_課題_
下のレコーディング日誌の「評論家と用務員に「今回は演奏」から「前奏、間奏、後奏などの打ち合わせを簡単に行ってから速レコーディングに入る。」までを、両端の語句も含めて一字一句違えずに書き写してください。

_読む文章_
══════

2006年 レコーディング日誌 3月号


 今回レコーディングする曲は『Dear Friend』という、かちがらすホームページの5000カウント記念ソングである。
10000カウントのキリ番をゲットしたのが、その歌の作詞者・ひろこさんだったので、「じゃあ、かちがらすでこの歌をレコーディングして、CDに焼いて記念にプレゼントしよう!」ということになったのだ。
例によって、曲のギターコードを説明した実演ファイルをHP上のメンバー専用ページにアップし、ボーカルは用務員に、メインギターのスリーフィンガーは評論家に、リズムギターはリーダーに、そしてコーラスとリードギターは幸松と、担当を振り分けて、レコーディング日までに各自自分のパートを練習して置くように通達しておいた。
 
 
3月5日 日曜日 晴れ

 評論家と用務員に「今回は演奏に使用する楽器・ギターの選択を全て二人に任せるから、自分たちの好きな楽器を使っていいよ」と言っておいたところ、評論家はラルビーのナッシュビルギターを、用務員はオベーションの12弦ギターをそれぞれ自宅から抱えてやって来る。
前奏、間奏、後奏などの打ち合わせを簡単に行ってから速レコーディングに入る。
ギターのチューニングはリーダーが、テンポの設定は用務員が行う。

 Rec.0: 僕と用務員、二人で仮歌と仮ギターを入れる(同時録音)。今後これに合わせてギターを1パートずつ入れていく。

══════

_データ抜粋_
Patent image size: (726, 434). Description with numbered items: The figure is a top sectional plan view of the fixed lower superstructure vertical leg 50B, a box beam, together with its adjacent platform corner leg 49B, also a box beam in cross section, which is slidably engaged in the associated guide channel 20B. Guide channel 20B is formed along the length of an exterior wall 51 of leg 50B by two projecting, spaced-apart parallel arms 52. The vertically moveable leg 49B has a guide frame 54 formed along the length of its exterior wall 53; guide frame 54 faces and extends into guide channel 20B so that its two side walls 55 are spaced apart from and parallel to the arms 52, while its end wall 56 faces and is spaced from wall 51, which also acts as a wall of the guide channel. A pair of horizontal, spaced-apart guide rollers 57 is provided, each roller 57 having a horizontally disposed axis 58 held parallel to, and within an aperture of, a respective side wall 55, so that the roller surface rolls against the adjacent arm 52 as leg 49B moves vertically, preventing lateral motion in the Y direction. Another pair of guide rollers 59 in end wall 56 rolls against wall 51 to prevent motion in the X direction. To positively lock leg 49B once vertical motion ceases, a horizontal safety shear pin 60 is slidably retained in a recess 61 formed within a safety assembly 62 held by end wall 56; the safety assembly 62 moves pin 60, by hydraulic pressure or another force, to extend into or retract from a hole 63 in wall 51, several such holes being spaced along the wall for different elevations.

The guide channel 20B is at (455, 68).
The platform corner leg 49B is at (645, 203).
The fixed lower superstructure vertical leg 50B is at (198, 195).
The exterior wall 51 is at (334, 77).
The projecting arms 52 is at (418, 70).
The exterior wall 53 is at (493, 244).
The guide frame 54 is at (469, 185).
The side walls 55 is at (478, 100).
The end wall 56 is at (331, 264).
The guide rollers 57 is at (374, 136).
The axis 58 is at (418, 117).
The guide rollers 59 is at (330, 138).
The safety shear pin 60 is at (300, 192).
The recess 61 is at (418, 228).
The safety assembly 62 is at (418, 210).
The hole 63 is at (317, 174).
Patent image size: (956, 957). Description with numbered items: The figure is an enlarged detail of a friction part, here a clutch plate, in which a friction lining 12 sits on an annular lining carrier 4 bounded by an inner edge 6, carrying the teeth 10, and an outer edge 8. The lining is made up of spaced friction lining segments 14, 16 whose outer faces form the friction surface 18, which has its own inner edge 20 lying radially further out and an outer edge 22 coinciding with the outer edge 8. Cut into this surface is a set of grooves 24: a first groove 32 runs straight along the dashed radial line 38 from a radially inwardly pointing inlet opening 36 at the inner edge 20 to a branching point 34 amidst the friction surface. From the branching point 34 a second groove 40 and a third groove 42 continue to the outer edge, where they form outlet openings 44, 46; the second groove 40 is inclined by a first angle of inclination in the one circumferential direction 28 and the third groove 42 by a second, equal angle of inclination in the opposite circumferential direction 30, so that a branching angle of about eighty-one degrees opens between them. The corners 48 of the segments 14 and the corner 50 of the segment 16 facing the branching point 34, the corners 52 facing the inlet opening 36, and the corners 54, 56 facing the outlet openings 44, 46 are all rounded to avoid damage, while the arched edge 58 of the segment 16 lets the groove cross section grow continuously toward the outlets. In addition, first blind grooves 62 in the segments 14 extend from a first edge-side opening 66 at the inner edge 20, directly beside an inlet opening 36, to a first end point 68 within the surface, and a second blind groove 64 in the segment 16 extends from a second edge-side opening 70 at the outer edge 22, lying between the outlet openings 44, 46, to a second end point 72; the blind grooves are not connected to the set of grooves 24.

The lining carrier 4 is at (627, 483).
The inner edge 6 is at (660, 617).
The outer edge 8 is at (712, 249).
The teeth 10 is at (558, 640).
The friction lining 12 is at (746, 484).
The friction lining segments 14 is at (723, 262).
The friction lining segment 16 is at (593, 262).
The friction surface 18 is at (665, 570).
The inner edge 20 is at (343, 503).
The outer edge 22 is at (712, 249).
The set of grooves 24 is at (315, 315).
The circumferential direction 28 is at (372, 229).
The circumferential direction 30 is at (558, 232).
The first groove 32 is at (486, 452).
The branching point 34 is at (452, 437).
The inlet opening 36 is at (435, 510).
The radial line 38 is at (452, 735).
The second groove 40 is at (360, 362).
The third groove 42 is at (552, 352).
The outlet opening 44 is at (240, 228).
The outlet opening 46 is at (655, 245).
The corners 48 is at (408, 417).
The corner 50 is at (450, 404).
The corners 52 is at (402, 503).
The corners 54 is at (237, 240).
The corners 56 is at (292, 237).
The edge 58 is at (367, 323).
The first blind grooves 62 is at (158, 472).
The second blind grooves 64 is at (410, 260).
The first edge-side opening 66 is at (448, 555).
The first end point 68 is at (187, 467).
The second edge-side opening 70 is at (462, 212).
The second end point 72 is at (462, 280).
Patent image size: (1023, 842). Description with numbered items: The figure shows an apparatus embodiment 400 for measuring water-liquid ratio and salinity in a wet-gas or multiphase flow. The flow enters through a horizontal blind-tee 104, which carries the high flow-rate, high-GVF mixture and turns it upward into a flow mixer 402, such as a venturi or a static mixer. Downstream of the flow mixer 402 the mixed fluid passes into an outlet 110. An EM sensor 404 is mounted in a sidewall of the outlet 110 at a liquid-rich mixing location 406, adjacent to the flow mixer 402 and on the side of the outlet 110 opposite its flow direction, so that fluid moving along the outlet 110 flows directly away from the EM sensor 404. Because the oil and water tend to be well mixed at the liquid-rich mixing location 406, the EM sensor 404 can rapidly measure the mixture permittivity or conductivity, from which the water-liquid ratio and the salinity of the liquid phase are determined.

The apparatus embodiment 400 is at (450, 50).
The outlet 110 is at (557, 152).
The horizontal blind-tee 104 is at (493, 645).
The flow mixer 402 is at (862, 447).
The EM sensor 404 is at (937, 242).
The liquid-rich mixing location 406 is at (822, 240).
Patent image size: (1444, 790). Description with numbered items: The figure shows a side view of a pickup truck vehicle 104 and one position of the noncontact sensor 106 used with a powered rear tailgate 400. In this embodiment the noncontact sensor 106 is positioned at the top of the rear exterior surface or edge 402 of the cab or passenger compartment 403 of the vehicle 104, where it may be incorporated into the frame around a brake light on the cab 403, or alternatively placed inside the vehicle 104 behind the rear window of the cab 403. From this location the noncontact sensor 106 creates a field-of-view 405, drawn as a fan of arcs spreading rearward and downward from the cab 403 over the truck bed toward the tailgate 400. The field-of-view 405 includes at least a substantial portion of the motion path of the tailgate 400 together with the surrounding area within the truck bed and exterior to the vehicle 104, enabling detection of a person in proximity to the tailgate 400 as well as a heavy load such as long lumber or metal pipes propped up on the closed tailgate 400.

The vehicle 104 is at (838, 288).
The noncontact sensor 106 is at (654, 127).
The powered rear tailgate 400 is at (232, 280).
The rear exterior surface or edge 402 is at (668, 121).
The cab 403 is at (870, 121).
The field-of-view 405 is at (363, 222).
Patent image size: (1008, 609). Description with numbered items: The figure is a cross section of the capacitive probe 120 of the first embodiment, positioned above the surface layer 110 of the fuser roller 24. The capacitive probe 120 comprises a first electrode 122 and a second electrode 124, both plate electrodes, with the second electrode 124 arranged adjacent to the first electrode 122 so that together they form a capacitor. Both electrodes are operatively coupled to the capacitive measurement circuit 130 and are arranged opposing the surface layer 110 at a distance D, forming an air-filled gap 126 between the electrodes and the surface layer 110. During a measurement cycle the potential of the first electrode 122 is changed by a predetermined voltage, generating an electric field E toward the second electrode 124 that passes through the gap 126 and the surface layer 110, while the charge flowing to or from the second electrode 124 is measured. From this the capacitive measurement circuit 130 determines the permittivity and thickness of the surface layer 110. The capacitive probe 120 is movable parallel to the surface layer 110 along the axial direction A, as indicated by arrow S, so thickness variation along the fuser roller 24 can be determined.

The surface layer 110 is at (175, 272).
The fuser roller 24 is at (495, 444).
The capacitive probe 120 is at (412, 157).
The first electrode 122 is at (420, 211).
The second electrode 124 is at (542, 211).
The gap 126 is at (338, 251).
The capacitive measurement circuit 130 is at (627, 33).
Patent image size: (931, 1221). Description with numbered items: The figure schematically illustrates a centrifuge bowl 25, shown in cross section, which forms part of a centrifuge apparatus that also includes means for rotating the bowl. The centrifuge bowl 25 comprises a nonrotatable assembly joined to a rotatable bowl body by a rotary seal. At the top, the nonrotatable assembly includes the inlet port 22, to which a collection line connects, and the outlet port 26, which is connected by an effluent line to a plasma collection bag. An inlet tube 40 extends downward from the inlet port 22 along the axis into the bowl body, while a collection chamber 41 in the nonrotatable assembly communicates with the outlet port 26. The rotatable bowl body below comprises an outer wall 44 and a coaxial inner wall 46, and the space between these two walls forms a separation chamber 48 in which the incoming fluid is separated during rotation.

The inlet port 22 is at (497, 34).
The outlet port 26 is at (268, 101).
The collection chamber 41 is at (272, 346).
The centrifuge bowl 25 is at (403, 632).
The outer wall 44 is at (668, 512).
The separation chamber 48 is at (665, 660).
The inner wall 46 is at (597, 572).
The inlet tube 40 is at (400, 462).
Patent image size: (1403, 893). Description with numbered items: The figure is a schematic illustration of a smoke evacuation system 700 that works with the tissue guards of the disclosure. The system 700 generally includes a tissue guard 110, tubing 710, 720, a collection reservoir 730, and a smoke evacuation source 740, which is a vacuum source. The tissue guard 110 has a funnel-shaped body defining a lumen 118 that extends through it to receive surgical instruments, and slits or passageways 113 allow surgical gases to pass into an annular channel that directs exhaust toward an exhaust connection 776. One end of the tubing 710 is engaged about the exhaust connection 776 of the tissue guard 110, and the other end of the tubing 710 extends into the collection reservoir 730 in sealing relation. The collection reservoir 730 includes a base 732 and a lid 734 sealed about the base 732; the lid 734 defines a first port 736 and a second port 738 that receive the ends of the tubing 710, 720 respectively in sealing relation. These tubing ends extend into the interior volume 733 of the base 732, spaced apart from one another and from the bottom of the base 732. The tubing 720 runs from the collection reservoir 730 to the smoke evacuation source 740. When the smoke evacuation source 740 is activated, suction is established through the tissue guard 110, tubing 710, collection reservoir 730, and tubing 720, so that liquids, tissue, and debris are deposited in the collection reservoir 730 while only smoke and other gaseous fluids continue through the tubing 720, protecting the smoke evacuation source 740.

══════

_解答_
評論家と用務員に「今回は演奏に使用する楽器・ギターの選択を全て二人に任せるから、自分たちの好きな楽器を使っていいよ」と言っておいたところ、評論家はラルビーのナッシュビルギターを、用務員はオベーションの12弦ギターをそれぞれ自宅から抱えてやって来る。
前奏、間奏、後奏などの打ち合わせを簡単に行ってから速レコーディングに入る。